## GOAL
Within the records below, find each line that holds the string "dari", then copy it.

(Collected data entries)

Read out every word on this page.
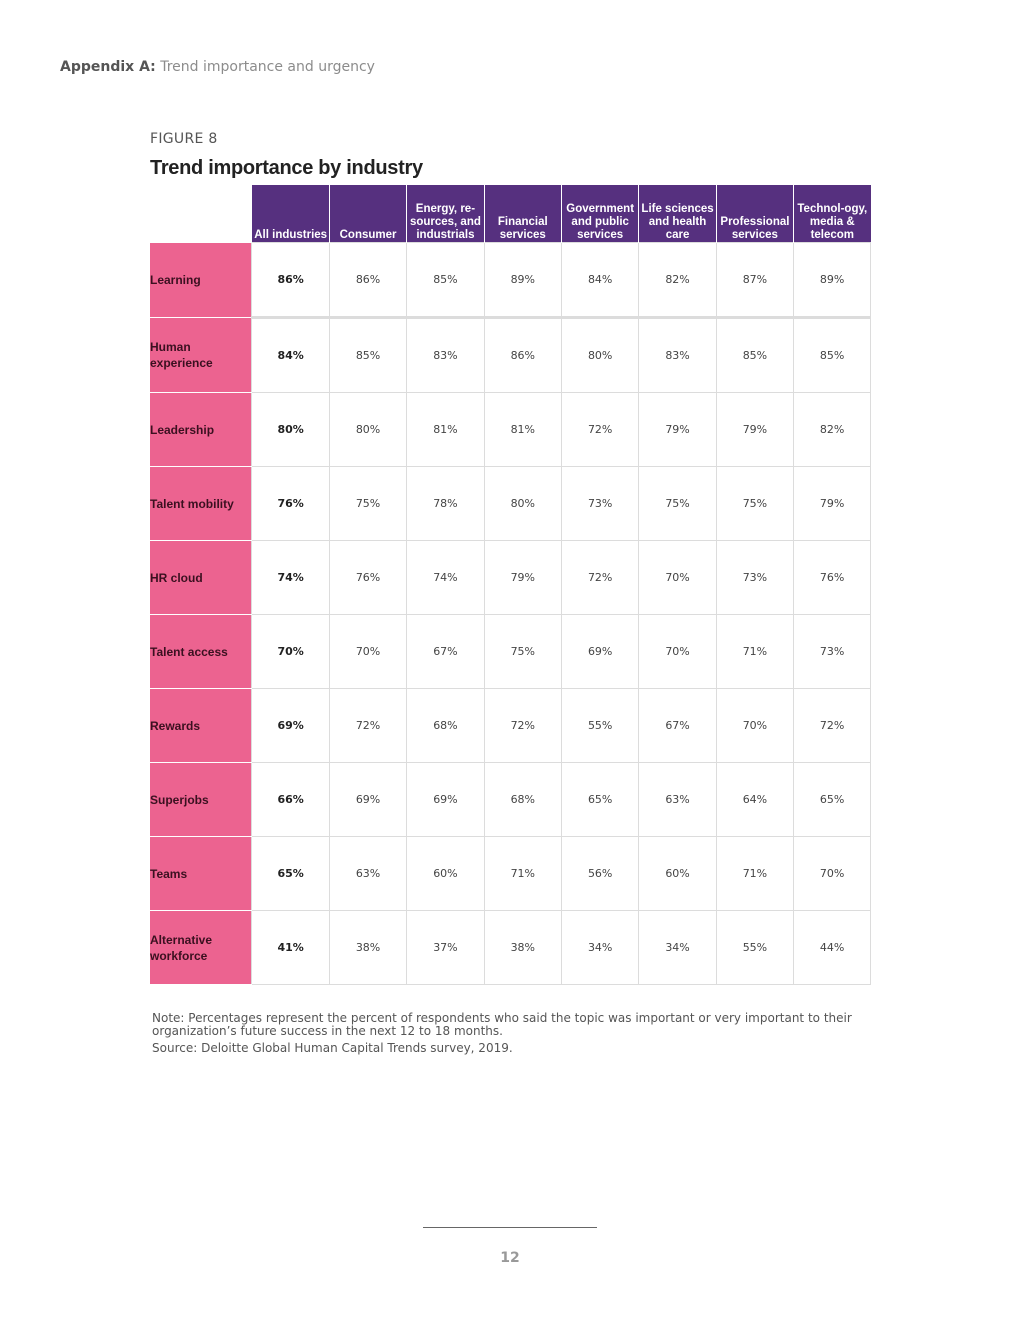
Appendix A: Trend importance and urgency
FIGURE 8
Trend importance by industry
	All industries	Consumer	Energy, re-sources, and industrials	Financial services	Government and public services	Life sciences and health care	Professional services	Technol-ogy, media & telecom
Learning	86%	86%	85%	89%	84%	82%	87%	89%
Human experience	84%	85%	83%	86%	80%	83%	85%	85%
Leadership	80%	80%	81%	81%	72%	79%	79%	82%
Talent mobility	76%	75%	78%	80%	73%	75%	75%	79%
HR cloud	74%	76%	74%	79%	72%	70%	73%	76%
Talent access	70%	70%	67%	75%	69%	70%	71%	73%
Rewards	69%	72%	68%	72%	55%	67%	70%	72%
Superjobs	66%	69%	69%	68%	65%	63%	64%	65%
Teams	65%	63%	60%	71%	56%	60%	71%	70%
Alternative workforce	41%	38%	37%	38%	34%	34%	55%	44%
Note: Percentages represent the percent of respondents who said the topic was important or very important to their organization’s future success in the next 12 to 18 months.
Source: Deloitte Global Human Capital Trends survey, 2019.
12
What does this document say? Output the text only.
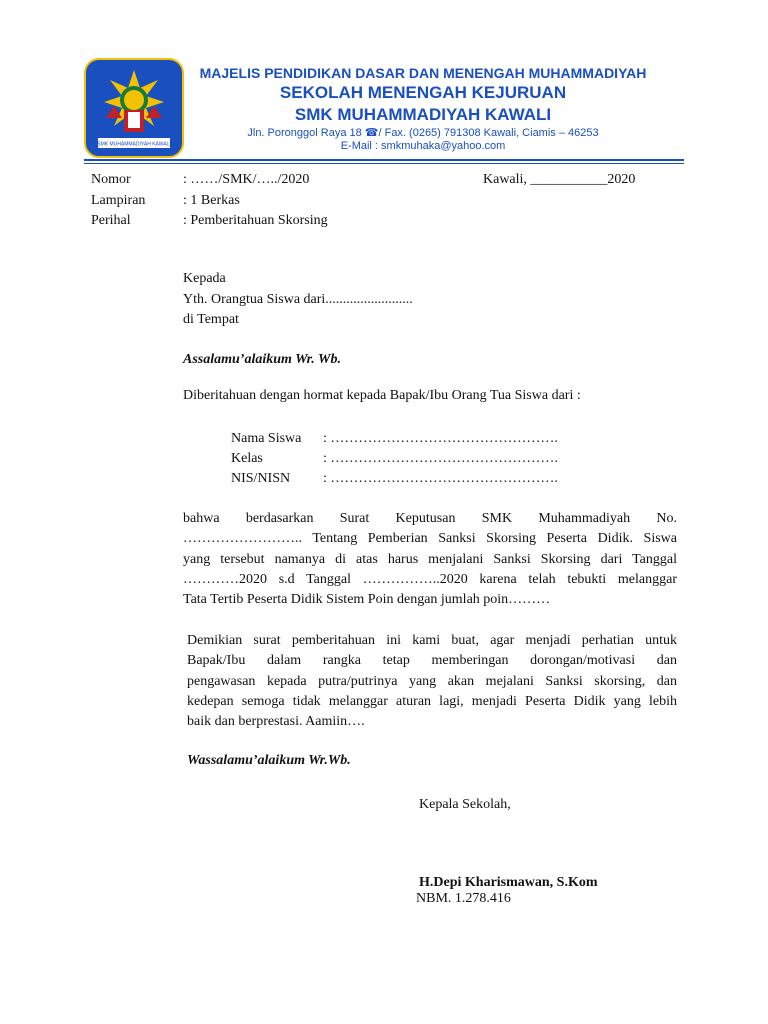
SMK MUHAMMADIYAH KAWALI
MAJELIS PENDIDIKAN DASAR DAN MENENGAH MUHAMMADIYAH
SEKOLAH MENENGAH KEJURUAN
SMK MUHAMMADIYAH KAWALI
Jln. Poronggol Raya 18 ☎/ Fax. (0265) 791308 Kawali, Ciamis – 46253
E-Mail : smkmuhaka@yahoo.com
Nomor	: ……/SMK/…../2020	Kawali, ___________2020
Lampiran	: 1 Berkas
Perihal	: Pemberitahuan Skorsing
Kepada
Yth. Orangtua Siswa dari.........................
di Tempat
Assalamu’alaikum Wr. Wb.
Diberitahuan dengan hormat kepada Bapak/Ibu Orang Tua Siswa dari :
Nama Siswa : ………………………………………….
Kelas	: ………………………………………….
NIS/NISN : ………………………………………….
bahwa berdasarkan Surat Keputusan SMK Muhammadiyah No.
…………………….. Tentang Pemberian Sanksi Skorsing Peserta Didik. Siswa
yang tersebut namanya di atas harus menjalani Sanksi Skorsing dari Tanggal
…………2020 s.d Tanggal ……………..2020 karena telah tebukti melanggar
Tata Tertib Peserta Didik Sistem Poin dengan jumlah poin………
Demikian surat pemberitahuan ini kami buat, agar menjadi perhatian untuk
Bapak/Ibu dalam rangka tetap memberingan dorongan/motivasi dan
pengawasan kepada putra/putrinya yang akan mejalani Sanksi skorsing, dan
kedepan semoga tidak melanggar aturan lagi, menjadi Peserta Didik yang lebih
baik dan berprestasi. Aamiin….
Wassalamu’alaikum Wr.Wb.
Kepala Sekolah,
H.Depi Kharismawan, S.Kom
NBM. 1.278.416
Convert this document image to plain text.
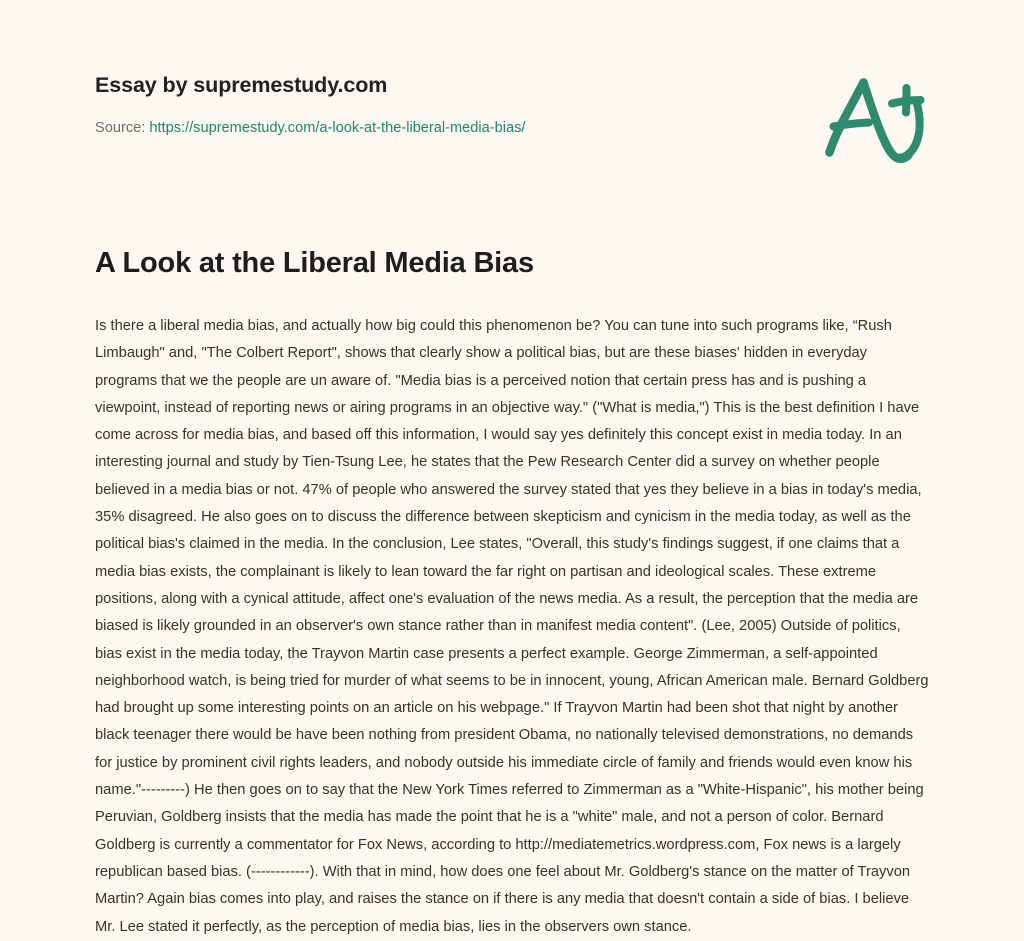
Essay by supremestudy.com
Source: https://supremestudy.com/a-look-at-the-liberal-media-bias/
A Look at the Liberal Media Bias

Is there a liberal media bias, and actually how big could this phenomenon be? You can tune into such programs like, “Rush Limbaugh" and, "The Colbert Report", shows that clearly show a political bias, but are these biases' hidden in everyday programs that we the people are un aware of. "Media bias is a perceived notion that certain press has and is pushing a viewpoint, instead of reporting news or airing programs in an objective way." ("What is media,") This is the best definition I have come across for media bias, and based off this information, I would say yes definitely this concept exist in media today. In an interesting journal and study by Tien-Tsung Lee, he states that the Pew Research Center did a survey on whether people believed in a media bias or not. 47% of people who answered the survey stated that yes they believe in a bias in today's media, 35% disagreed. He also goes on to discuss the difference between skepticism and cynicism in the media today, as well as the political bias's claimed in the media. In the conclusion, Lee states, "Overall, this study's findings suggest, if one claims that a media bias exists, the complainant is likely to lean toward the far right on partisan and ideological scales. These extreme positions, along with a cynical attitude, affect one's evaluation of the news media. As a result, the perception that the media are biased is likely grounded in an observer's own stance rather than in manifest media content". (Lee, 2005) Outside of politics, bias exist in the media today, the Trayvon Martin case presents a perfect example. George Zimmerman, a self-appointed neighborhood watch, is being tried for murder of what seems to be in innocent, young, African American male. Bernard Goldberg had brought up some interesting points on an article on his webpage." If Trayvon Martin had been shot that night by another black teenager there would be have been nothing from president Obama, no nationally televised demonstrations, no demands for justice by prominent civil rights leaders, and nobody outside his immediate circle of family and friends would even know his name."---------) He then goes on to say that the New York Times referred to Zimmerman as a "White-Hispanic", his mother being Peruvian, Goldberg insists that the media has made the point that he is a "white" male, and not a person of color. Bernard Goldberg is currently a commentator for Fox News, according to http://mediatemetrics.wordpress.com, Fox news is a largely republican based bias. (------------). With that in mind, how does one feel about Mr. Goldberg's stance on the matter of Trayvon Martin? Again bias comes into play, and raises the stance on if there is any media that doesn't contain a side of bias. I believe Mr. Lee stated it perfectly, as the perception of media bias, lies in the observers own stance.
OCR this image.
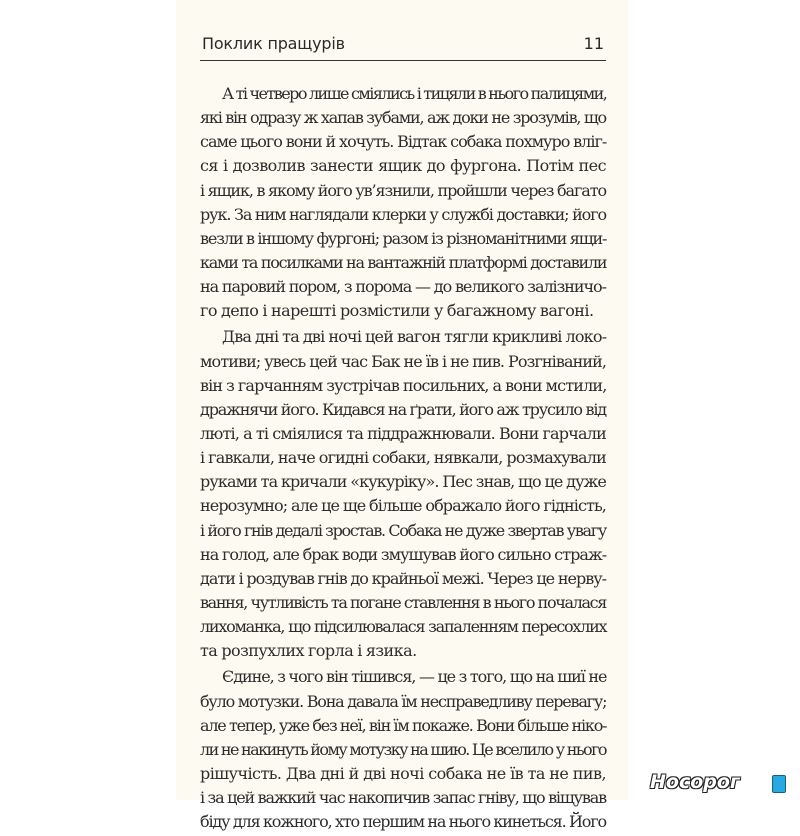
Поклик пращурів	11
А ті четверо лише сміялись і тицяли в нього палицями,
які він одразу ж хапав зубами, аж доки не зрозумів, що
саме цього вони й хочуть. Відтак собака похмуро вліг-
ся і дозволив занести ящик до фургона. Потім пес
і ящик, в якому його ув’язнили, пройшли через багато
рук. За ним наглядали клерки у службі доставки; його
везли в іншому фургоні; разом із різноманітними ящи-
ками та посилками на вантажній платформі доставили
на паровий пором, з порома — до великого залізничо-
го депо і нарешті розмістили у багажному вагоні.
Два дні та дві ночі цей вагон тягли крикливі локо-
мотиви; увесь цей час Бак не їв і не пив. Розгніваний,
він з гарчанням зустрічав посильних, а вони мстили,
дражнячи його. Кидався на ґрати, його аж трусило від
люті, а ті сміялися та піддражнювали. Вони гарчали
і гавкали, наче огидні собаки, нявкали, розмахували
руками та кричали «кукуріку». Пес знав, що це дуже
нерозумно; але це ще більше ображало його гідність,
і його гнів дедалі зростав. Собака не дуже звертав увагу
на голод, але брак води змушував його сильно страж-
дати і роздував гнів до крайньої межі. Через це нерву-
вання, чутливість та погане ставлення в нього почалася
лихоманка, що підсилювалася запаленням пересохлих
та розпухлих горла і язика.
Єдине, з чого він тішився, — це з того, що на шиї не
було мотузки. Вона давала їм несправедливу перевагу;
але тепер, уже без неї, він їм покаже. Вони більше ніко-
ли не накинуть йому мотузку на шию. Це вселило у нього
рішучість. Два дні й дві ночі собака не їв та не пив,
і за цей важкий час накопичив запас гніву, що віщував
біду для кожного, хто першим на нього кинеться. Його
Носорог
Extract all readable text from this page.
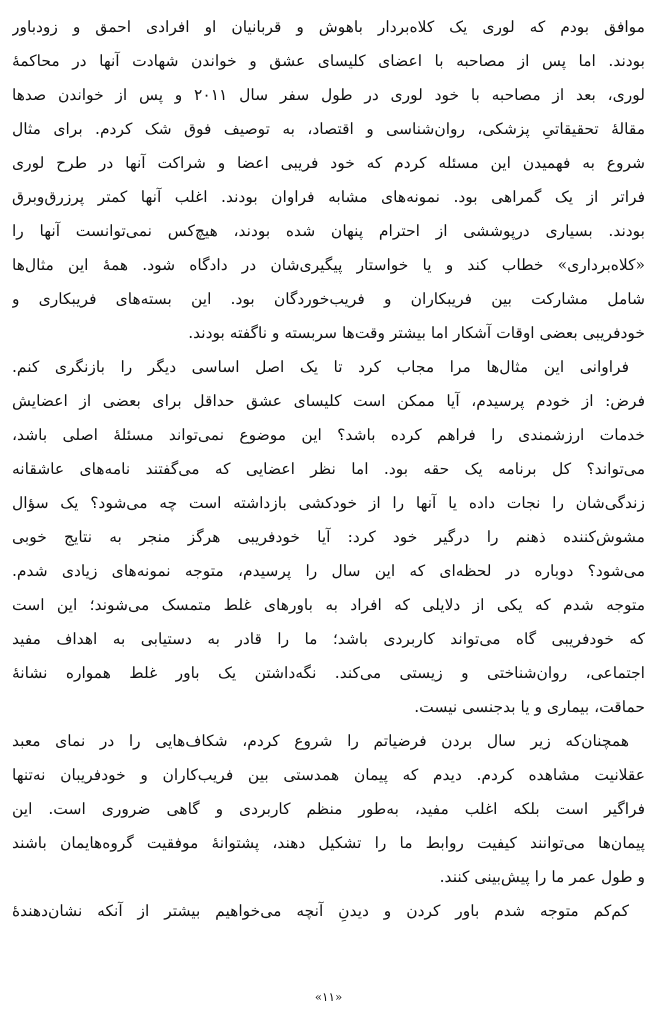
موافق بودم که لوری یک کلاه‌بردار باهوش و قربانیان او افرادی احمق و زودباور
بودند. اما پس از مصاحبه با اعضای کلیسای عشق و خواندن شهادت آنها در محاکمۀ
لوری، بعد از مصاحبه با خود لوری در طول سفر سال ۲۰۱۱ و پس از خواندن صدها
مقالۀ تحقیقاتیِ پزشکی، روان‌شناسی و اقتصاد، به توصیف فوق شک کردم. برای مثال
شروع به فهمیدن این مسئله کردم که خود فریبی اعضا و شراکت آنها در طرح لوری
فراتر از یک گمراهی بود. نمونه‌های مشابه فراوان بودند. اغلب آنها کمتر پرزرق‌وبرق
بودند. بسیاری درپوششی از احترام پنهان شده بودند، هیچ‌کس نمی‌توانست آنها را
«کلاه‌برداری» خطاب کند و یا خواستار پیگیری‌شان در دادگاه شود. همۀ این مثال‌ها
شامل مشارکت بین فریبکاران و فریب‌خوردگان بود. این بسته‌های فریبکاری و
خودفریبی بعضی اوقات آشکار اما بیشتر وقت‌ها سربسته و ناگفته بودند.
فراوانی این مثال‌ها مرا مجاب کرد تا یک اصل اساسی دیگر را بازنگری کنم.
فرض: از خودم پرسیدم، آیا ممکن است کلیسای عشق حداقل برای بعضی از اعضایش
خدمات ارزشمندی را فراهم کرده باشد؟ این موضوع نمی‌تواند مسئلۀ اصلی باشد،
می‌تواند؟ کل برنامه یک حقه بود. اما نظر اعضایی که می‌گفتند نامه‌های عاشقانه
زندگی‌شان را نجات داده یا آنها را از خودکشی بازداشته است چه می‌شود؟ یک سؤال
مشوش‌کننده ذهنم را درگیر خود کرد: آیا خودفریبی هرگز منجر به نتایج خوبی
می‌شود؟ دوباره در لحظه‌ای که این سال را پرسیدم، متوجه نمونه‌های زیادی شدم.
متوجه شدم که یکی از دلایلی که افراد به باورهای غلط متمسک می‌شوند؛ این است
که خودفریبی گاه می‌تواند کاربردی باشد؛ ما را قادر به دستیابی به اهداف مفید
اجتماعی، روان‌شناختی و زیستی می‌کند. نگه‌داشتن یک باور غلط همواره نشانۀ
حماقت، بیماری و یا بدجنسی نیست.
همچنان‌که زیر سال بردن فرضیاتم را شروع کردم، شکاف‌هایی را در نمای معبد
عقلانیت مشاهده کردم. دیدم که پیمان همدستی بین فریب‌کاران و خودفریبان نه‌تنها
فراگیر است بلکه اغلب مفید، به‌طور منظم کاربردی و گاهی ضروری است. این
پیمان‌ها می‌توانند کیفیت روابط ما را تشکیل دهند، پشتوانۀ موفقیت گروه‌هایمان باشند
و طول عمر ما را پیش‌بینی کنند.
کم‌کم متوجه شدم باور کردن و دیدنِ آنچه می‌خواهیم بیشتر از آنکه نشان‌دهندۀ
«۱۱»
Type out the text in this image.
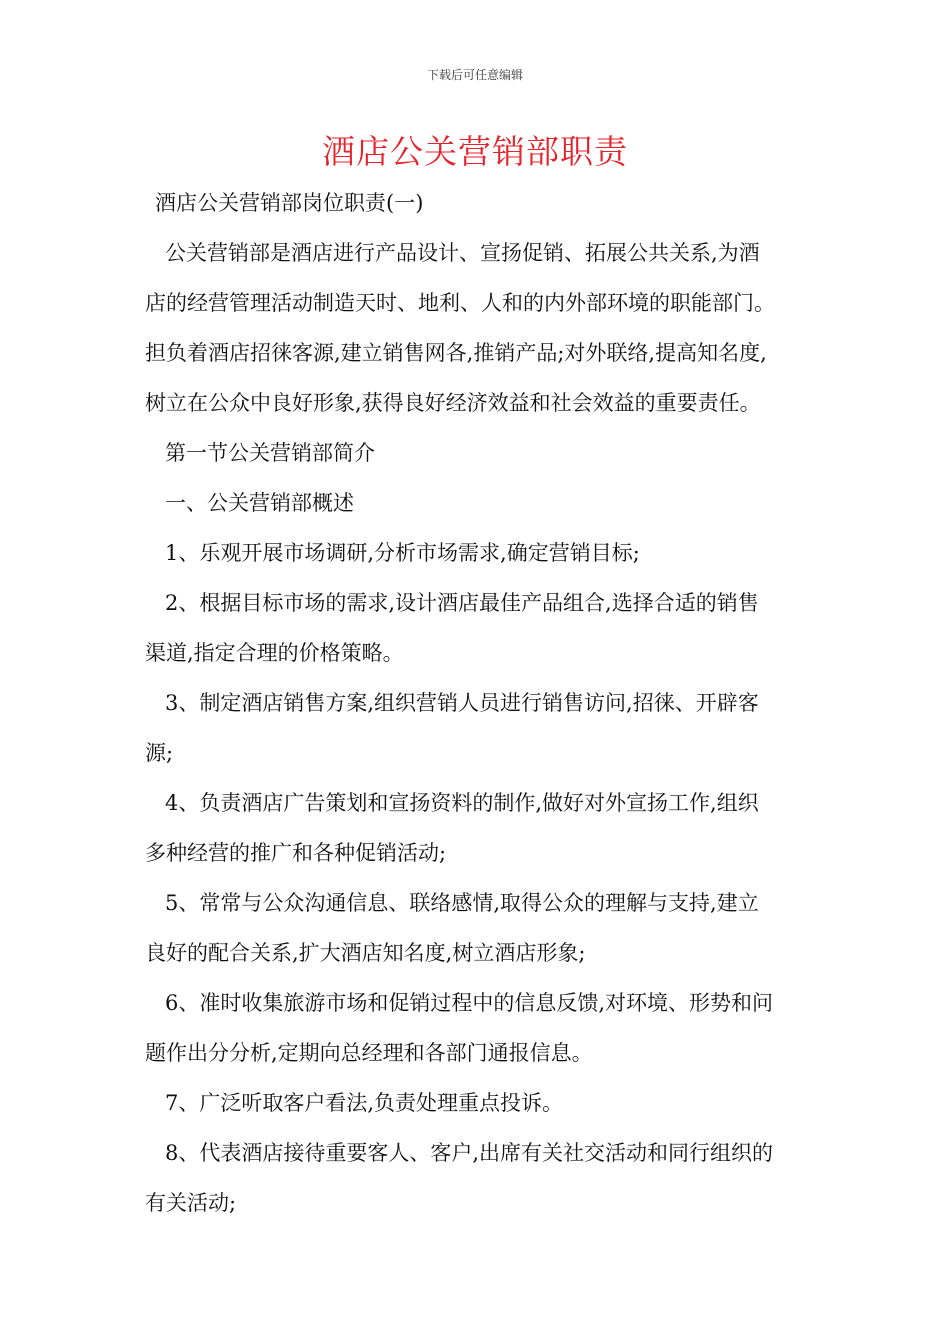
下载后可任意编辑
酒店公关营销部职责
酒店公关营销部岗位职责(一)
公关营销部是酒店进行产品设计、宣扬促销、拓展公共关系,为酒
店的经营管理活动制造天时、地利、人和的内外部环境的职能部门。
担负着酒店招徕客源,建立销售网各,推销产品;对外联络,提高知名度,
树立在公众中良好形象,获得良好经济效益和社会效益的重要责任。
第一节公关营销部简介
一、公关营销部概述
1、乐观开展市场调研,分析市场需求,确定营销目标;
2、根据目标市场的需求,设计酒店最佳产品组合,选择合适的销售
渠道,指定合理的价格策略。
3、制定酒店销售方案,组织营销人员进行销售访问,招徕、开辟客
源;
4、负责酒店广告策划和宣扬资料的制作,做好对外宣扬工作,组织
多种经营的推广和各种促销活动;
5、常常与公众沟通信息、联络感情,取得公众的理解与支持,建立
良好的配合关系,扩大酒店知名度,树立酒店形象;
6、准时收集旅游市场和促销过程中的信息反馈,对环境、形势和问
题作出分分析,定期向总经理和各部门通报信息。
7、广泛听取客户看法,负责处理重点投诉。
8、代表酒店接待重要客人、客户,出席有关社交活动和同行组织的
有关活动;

## TASK SOLUTION
Yth. Orangtua Siswa dari.........................
Diberitahuan dengan hormat kepada Bapak/Ibu Orang Tua Siswa dari :
yang tersebut namanya di atas harus menjalani Sanksi Skorsing dari Tanggal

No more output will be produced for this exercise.